PROBLEM TO WORK ON
Using the listing below, extract each line that has the word "第一次考核结果的通知" in it.

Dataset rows
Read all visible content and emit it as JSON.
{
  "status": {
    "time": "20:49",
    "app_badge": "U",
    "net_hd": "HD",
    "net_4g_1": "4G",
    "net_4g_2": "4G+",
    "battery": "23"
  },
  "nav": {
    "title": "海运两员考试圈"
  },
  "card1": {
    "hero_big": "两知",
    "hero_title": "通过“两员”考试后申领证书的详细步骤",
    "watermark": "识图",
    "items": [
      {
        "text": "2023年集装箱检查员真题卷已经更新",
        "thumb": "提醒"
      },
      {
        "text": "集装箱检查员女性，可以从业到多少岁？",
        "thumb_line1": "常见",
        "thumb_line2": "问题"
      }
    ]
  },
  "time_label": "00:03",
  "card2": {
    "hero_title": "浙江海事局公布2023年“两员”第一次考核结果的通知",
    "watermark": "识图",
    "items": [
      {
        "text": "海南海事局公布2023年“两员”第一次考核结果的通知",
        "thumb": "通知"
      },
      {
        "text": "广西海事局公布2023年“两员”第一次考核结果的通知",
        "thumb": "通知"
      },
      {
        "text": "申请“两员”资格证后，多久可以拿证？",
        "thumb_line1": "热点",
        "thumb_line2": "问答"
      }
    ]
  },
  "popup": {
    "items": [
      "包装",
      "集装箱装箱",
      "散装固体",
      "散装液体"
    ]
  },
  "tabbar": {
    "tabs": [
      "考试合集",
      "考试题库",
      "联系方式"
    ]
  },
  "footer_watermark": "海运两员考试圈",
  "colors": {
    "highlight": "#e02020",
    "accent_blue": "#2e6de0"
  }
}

TASK RESULT
    "hero_title": "浙江海事局公布2023年“两员”第一次考核结果的通知",
        "text": "海南海事局公布2023年“两员”第一次考核结果的通知",
        "text": "广西海事局公布2023年“两员”第一次考核结果的通知",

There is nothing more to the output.